__REQUEST__: Take each line containing the word "الواجب" and copy it.

__GIVEN INFORMATION__:
=====
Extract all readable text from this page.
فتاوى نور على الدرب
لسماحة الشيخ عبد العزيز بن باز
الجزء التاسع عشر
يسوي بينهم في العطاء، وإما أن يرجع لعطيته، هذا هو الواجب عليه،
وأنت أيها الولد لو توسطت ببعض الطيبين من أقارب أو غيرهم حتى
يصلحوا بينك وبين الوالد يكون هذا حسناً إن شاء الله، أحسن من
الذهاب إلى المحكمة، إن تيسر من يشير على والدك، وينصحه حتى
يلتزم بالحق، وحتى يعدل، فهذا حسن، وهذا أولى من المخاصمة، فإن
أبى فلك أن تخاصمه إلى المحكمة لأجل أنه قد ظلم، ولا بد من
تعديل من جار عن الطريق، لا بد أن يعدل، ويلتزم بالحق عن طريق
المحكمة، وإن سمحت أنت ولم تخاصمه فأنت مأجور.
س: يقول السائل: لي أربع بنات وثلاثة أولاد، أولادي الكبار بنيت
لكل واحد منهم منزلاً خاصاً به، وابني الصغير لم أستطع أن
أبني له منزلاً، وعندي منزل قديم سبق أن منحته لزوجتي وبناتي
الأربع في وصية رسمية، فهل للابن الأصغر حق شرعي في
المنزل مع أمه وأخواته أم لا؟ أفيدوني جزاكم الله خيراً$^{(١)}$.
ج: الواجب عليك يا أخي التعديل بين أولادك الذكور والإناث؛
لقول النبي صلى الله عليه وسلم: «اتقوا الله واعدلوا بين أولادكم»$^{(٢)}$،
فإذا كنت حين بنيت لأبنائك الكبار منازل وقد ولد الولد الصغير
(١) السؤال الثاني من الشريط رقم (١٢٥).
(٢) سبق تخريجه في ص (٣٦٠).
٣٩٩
=====
__FINAL RESULT__:
يسوي بينهم في العطاء، وإما أن يرجع لعطيته، هذا هو الواجب عليه،
ج: الواجب عليك يا أخي التعديل بين أولادك الذكور والإناث؛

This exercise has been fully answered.